_Record excerpts_
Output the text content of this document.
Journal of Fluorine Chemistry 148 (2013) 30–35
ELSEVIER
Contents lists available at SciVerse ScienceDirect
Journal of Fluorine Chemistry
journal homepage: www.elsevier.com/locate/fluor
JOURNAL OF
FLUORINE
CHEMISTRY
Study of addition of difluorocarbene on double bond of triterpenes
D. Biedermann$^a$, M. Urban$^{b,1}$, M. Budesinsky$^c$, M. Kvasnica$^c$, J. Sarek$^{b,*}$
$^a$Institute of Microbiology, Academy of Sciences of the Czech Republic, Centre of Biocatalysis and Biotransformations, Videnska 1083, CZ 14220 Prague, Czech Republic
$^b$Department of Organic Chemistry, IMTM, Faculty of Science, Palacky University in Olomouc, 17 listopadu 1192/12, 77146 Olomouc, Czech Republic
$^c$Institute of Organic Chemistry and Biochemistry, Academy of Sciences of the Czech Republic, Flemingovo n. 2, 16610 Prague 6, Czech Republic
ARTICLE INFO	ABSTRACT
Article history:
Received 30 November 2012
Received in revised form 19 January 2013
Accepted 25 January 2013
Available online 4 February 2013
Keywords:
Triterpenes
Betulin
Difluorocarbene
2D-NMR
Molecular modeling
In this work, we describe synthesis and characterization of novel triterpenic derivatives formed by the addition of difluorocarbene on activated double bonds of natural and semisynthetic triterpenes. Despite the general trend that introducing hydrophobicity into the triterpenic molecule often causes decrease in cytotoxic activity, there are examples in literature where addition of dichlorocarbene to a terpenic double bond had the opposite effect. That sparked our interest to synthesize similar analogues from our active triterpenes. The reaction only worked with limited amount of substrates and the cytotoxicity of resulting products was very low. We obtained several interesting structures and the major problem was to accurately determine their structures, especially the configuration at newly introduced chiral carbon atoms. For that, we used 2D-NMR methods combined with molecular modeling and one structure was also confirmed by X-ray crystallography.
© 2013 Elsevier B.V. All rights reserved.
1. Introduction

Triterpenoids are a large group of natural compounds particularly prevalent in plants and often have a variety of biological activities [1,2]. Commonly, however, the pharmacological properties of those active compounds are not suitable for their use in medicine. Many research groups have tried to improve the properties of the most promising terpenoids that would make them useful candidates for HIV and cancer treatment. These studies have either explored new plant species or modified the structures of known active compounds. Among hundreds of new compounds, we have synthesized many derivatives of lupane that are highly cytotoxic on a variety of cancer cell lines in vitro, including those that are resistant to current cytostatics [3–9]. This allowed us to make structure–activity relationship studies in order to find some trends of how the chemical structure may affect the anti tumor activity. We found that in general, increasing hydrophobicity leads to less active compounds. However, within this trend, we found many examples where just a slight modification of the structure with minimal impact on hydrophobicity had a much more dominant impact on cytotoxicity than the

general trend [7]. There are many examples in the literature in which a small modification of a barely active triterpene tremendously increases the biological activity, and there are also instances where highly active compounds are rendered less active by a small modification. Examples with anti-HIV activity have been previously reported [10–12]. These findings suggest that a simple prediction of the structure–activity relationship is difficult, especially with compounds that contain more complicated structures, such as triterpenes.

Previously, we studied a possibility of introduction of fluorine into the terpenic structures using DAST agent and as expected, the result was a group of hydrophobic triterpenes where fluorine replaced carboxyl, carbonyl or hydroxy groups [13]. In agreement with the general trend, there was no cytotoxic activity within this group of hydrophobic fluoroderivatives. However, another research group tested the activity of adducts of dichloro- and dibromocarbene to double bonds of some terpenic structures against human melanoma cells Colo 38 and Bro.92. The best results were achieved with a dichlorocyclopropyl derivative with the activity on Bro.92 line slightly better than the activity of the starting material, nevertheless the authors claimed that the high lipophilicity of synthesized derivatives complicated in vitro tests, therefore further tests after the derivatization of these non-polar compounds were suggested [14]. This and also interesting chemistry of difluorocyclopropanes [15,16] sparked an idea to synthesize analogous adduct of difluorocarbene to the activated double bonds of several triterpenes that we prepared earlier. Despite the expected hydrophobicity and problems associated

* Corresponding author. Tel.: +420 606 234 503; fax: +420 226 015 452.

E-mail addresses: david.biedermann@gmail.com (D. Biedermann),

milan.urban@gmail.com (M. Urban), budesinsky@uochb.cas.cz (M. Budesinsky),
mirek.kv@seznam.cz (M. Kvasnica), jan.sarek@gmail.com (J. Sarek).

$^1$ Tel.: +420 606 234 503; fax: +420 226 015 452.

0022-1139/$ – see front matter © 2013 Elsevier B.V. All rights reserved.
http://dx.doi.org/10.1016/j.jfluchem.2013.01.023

_Exercise directions_
The records above need to be written out again. Keep them exact.

_Result_
Output the text content of this document.
Journal of Fluorine Chemistry 148 (2013) 30–35
ELSEVIER
Contents lists available at SciVerse ScienceDirect
Journal of Fluorine Chemistry
journal homepage: www.elsevier.com/locate/fluor
JOURNAL OF
FLUORINE
CHEMISTRY
Study of addition of difluorocarbene on double bond of triterpenes
D. Biedermann$^a$, M. Urban$^{b,1}$, M. Budesinsky$^c$, M. Kvasnica$^c$, J. Sarek$^{b,*}$
$^a$Institute of Microbiology, Academy of Sciences of the Czech Republic, Centre of Biocatalysis and Biotransformations, Videnska 1083, CZ 14220 Prague, Czech Republic
$^b$Department of Organic Chemistry, IMTM, Faculty of Science, Palacky University in Olomouc, 17 listopadu 1192/12, 77146 Olomouc, Czech Republic
$^c$Institute of Organic Chemistry and Biochemistry, Academy of Sciences of the Czech Republic, Flemingovo n. 2, 16610 Prague 6, Czech Republic
ARTICLE INFO	ABSTRACT
Article history:
Received 30 November 2012
Received in revised form 19 January 2013
Accepted 25 January 2013
Available online 4 February 2013
Keywords:
Triterpenes
Betulin
Difluorocarbene
2D-NMR
Molecular modeling
In this work, we describe synthesis and characterization of novel triterpenic derivatives formed by the addition of difluorocarbene on activated double bonds of natural and semisynthetic triterpenes. Despite the general trend that introducing hydrophobicity into the triterpenic molecule often causes decrease in cytotoxic activity, there are examples in literature where addition of dichlorocarbene to a terpenic double bond had the opposite effect. That sparked our interest to synthesize similar analogues from our active triterpenes. The reaction only worked with limited amount of substrates and the cytotoxicity of resulting products was very low. We obtained several interesting structures and the major problem was to accurately determine their structures, especially the configuration at newly introduced chiral carbon atoms. For that, we used 2D-NMR methods combined with molecular modeling and one structure was also confirmed by X-ray crystallography.
© 2013 Elsevier B.V. All rights reserved.
1. Introduction

Triterpenoids are a large group of natural compounds particularly prevalent in plants and often have a variety of biological activities [1,2]. Commonly, however, the pharmacological properties of those active compounds are not suitable for their use in medicine. Many research groups have tried to improve the properties of the most promising terpenoids that would make them useful candidates for HIV and cancer treatment. These studies have either explored new plant species or modified the structures of known active compounds. Among hundreds of new compounds, we have synthesized many derivatives of lupane that are highly cytotoxic on a variety of cancer cell lines in vitro, including those that are resistant to current cytostatics [3–9]. This allowed us to make structure–activity relationship studies in order to find some trends of how the chemical structure may affect the anti tumor activity. We found that in general, increasing hydrophobicity leads to less active compounds. However, within this trend, we found many examples where just a slight modification of the structure with minimal impact on hydrophobicity had a much more dominant impact on cytotoxicity than the

general trend [7]. There are many examples in the literature in which a small modification of a barely active triterpene tremendously increases the biological activity, and there are also instances where highly active compounds are rendered less active by a small modification. Examples with anti-HIV activity have been previously reported [10–12]. These findings suggest that a simple prediction of the structure–activity relationship is difficult, especially with compounds that contain more complicated structures, such as triterpenes.

Previously, we studied a possibility of introduction of fluorine into the terpenic structures using DAST agent and as expected, the result was a group of hydrophobic triterpenes where fluorine replaced carboxyl, carbonyl or hydroxy groups [13]. In agreement with the general trend, there was no cytotoxic activity within this group of hydrophobic fluoroderivatives. However, another research group tested the activity of adducts of dichloro- and dibromocarbene to double bonds of some terpenic structures against human melanoma cells Colo 38 and Bro.92. The best results were achieved with a dichlorocyclopropyl derivative with the activity on Bro.92 line slightly better than the activity of the starting material, nevertheless the authors claimed that the high lipophilicity of synthesized derivatives complicated in vitro tests, therefore further tests after the derivatization of these non-polar compounds were suggested [14]. This and also interesting chemistry of difluorocyclopropanes [15,16] sparked an idea to synthesize analogous adduct of difluorocarbene to the activated double bonds of several triterpenes that we prepared earlier. Despite the expected hydrophobicity and problems associated

* Corresponding author. Tel.: +420 606 234 503; fax: +420 226 015 452.

E-mail addresses: david.biedermann@gmail.com (D. Biedermann),

milan.urban@gmail.com (M. Urban), budesinsky@uochb.cas.cz (M. Budesinsky),
mirek.kv@seznam.cz (M. Kvasnica), jan.sarek@gmail.com (J. Sarek).

$^1$ Tel.: +420 606 234 503; fax: +420 226 015 452.

0022-1139/$ – see front matter © 2013 Elsevier B.V. All rights reserved.
http://dx.doi.org/10.1016/j.jfluchem.2013.01.023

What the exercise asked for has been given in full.